begin

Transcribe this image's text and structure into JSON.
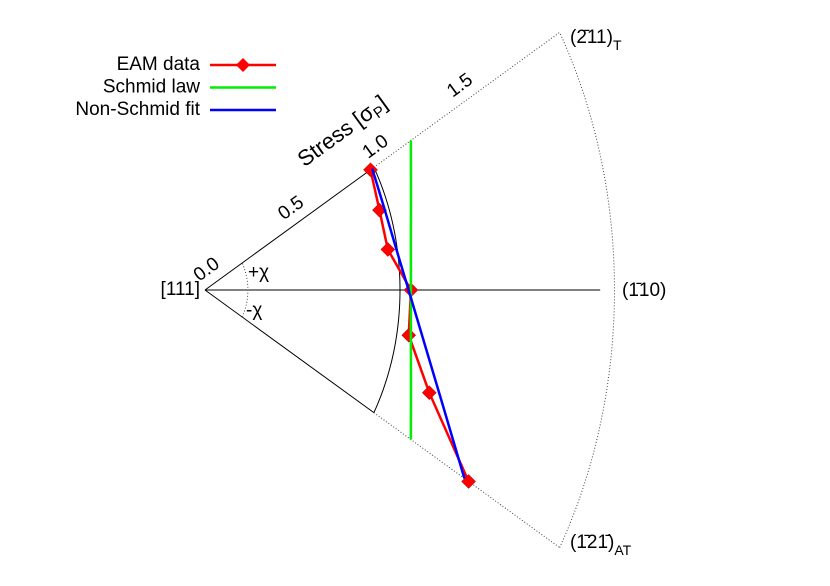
{
  "chart_data": {
    "type": "polar",
    "r_label": [
      "Stress [σ",
      "P",
      "]"
    ],
    "theta_labels": {
      "plus": "+χ",
      "minus": "-χ"
    },
    "directions": {
      "center": "[111]",
      "middle": "(1̄10)",
      "top": "(2̄11)",
      "top_sub": "T",
      "bottom": "(1̄21̄)",
      "bottom_sub": "AT"
    },
    "theta": [
      30,
      20,
      10,
      0,
      -10,
      -20,
      -30
    ],
    "thetalim": [
      -30,
      30
    ],
    "rlim": [
      0,
      2.1
    ],
    "rticks": [
      {
        "value": 0,
        "label": "0.0"
      },
      0.5,
      {
        "value": 1,
        "label": "1.0"
      },
      1.5
    ],
    "series": [
      {
        "name": "EAM data",
        "color": "#ff0000",
        "marker": "diamond",
        "values": [
          0.98,
          0.952,
          0.952,
          1.056,
          1.061,
          1.224,
          1.561
        ]
      },
      {
        "name": "Schmid law",
        "color": "#00ee00",
        "values": [
          1.219,
          1.124,
          1.072,
          1.056,
          1.072,
          1.124,
          1.219
        ]
      },
      {
        "name": "Non-Schmid fit",
        "color": "#0000ff",
        "values": [
          0.99,
          0.978,
          0.994,
          1.044,
          1.135,
          1.286,
          1.536
        ]
      }
    ]
  }
}
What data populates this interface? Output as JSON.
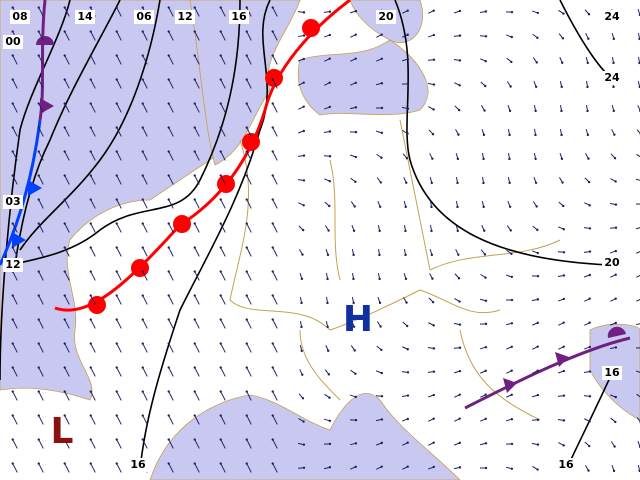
{
  "pressure_centers": [
    {
      "label": "H"
    },
    {
      "label": "L"
    }
  ],
  "isobar_labels": [
    "08",
    "14",
    "06",
    "12",
    "16",
    "20",
    "24",
    "24",
    "20",
    "16",
    "16",
    "16",
    "00",
    "03",
    "12"
  ]
}
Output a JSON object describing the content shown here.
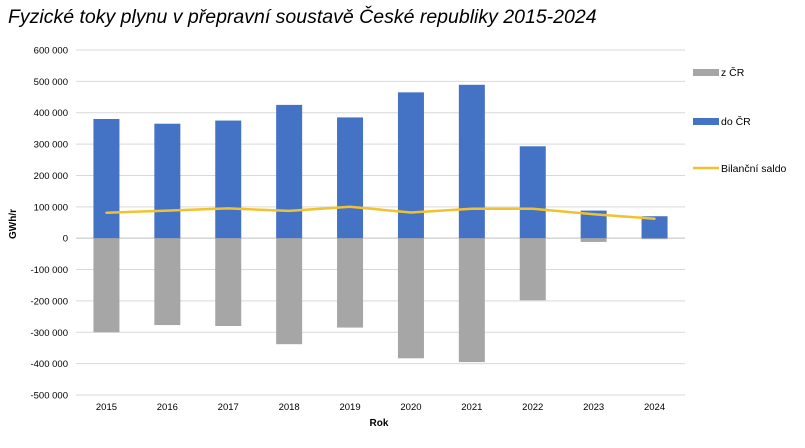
{
  "chart_data": {
    "type": "bar",
    "title": "Fyzické toky plynu v přepravní soustavě České republiky 2015-2024",
    "xlabel": "Rok",
    "ylabel": "GWh/r",
    "ylim": [
      -500000,
      600000
    ],
    "yticks": [
      600000,
      500000,
      400000,
      300000,
      200000,
      100000,
      0,
      -100000,
      -200000,
      -300000,
      -400000,
      -500000
    ],
    "ytick_labels": [
      "600 000",
      "500 000",
      "400 000",
      "300 000",
      "200 000",
      "100 000",
      "0",
      "-100 000",
      "-200 000",
      "-300 000",
      "-400 000",
      "-500 000"
    ],
    "categories": [
      "2015",
      "2016",
      "2017",
      "2018",
      "2019",
      "2020",
      "2021",
      "2022",
      "2023",
      "2024"
    ],
    "grid": true,
    "legend_position": "right",
    "series": [
      {
        "name": "z ČR",
        "kind": "bar",
        "color": "#a6a6a6",
        "values": [
          -300000,
          -277000,
          -280000,
          -338000,
          -285000,
          -383000,
          -395000,
          -198000,
          -12000,
          -3000
        ]
      },
      {
        "name": "do ČR",
        "kind": "bar",
        "color": "#4472c4",
        "values": [
          380000,
          365000,
          375000,
          425000,
          385000,
          465000,
          489000,
          293000,
          88000,
          70000
        ]
      },
      {
        "name": "Bilanční saldo",
        "kind": "line",
        "color": "#f2c12e",
        "values": [
          81000,
          88000,
          95000,
          87000,
          100000,
          82000,
          94000,
          94000,
          76000,
          62000
        ]
      }
    ]
  }
}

end

● **WHAT IS NEEDED**: The records above must be echoed exactly, minus their pictures.

● **ANSWER FOR THE TASK**:
Transcribe this image's text and structure into JSON.
{
  "chart_data": {
    "type": "polar",
    "r_label": [
      "Stress [σ",
      "P",
      "]"
    ],
    "theta_labels": {
      "plus": "+χ",
      "minus": "-χ"
    },
    "directions": {
      "center": "[111]",
      "middle": "(1̄10)",
      "top": "(2̄11)",
      "top_sub": "T",
      "bottom": "(1̄21̄)",
      "bottom_sub": "AT"
    },
    "theta": [
      30,
      20,
      10,
      0,
      -10,
      -20,
      -30
    ],
    "thetalim": [
      -30,
      30
    ],
    "rlim": [
      0,
      2.1
    ],
    "rticks": [
      {
        "value": 0,
        "label": "0.0"
      },
      0.5,
      {
        "value": 1,
        "label": "1.0"
      },
      1.5
    ],
    "series": [
      {
        "name": "EAM data",
        "color": "#ff0000",
        "marker": "diamond",
        "values": [
          0.98,
          0.952,
          0.952,
          1.056,
          1.061,
          1.224,
          1.561
        ]
      },
      {
        "name": "Schmid law",
        "color": "#00ee00",
        "values": [
          1.219,
          1.124,
          1.072,
          1.056,
          1.072,
          1.124,
          1.219
        ]
      },
      {
        "name": "Non-Schmid fit",
        "color": "#0000ff",
        "values": [
          0.99,
          0.978,
          0.994,
          1.044,
          1.135,
          1.286,
          1.536
        ]
      }
    ]
  }
}
What data populates this interface? Output as JSON.
{
  "pressure_centers": [
    {
      "label": "H"
    },
    {
      "label": "L"
    }
  ],
  "isobar_labels": [
    "08",
    "14",
    "06",
    "12",
    "16",
    "20",
    "24",
    "24",
    "20",
    "16",
    "16",
    "16",
    "00",
    "03",
    "12"
  ]
}
Output a JSON object describing the content shown here.
{
  "chart_data": {
    "type": "bar",
    "title": "Fyzické toky plynu v přepravní soustavě České republiky 2015-2024",
    "xlabel": "Rok",
    "ylabel": "GWh/r",
    "ylim": [
      -500000,
      600000
    ],
    "yticks": [
      600000,
      500000,
      400000,
      300000,
      200000,
      100000,
      0,
      -100000,
      -200000,
      -300000,
      -400000,
      -500000
    ],
    "ytick_labels": [
      "600 000",
      "500 000",
      "400 000",
      "300 000",
      "200 000",
      "100 000",
      "0",
      "-100 000",
      "-200 000",
      "-300 000",
      "-400 000",
      "-500 000"
    ],
    "categories": [
      "2015",
      "2016",
      "2017",
      "2018",
      "2019",
      "2020",
      "2021",
      "2022",
      "2023",
      "2024"
    ],
    "grid": true,
    "legend_position": "right",
    "series": [
      {
        "name": "z ČR",
        "kind": "bar",
        "color": "#a6a6a6",
        "values": [
          -300000,
          -277000,
          -280000,
          -338000,
          -285000,
          -383000,
          -395000,
          -198000,
          -12000,
          -3000
        ]
      },
      {
        "name": "do ČR",
        "kind": "bar",
        "color": "#4472c4",
        "values": [
          380000,
          365000,
          375000,
          425000,
          385000,
          465000,
          489000,
          293000,
          88000,
          70000
        ]
      },
      {
        "name": "Bilanční saldo",
        "kind": "line",
        "color": "#f2c12e",
        "values": [
          81000,
          88000,
          95000,
          87000,
          100000,
          82000,
          94000,
          94000,
          76000,
          62000
        ]
      }
    ]
  }
}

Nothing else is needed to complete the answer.